■ YOUR INSTRUCTIONS
Copy each line of the data below with the word "screenshot".

■ RECORDS TO USE
+++
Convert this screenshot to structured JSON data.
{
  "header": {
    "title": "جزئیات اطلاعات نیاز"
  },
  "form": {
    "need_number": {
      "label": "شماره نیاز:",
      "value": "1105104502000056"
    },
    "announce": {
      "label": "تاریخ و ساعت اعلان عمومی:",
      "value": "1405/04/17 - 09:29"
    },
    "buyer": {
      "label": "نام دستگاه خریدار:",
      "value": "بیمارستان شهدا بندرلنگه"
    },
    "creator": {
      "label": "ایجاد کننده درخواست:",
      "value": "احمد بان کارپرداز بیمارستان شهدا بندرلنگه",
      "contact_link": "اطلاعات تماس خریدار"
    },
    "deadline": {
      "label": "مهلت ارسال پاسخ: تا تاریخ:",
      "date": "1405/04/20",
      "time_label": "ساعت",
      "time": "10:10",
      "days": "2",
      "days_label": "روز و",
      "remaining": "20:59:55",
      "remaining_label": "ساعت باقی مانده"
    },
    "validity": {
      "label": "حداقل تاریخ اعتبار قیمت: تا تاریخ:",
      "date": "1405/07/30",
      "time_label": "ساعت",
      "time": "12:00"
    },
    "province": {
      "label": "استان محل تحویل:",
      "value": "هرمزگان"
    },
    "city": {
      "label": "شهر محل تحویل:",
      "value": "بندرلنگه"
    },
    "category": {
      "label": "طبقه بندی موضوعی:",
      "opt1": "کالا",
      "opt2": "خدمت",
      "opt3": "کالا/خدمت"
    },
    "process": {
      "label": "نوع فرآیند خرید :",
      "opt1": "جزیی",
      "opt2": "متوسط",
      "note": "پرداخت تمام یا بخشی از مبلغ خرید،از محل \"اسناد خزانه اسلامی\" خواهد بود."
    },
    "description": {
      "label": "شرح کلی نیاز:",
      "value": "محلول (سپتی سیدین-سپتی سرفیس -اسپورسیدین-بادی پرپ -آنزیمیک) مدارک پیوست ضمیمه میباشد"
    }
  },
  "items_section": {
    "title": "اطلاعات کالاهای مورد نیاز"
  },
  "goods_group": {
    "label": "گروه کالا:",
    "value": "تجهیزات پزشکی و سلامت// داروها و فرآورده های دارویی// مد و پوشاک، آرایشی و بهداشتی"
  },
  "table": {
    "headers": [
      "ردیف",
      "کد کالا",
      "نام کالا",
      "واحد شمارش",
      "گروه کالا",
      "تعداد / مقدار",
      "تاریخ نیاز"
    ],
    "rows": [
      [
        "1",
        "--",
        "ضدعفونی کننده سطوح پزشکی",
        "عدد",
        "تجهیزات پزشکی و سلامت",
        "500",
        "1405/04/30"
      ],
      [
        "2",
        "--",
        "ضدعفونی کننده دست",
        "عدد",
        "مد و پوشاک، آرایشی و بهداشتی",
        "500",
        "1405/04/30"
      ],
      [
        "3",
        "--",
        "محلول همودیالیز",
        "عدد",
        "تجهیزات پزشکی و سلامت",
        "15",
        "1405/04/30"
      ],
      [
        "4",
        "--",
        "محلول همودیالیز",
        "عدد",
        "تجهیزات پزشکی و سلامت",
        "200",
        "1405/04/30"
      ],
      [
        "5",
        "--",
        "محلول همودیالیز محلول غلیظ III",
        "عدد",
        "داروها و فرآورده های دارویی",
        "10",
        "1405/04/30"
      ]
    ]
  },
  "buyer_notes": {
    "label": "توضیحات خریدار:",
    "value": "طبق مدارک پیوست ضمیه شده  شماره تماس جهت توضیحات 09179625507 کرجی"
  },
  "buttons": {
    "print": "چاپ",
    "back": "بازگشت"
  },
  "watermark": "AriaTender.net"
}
+++
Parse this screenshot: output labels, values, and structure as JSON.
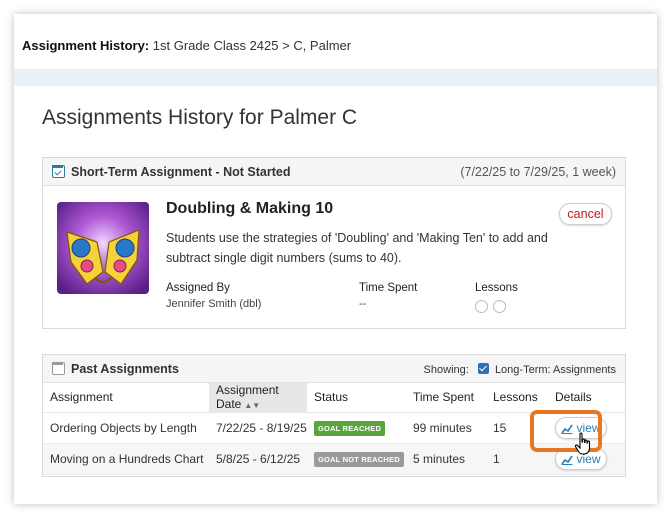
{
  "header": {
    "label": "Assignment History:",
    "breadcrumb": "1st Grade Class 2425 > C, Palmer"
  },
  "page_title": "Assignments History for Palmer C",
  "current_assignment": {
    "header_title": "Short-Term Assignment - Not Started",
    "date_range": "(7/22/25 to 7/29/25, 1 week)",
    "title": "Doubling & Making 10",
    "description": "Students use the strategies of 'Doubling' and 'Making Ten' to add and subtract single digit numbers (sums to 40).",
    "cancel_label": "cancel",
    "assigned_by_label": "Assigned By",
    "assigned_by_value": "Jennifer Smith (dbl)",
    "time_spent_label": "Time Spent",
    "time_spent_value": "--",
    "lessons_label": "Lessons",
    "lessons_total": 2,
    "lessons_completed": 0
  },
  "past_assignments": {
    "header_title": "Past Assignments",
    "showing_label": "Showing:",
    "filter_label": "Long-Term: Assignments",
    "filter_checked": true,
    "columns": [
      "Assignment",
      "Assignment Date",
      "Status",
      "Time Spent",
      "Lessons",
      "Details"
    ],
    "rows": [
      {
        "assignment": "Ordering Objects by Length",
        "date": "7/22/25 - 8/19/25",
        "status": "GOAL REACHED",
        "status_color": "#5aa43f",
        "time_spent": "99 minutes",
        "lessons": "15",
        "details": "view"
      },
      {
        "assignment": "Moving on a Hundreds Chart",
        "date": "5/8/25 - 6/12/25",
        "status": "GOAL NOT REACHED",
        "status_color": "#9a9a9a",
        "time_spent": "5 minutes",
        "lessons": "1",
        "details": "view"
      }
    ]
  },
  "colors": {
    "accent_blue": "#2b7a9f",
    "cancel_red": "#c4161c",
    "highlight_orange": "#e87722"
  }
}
+++
■ COMPLETED TASK
Convert this screenshot to structured JSON data.
Parse this screenshot: output labels, values, and structure as JSON.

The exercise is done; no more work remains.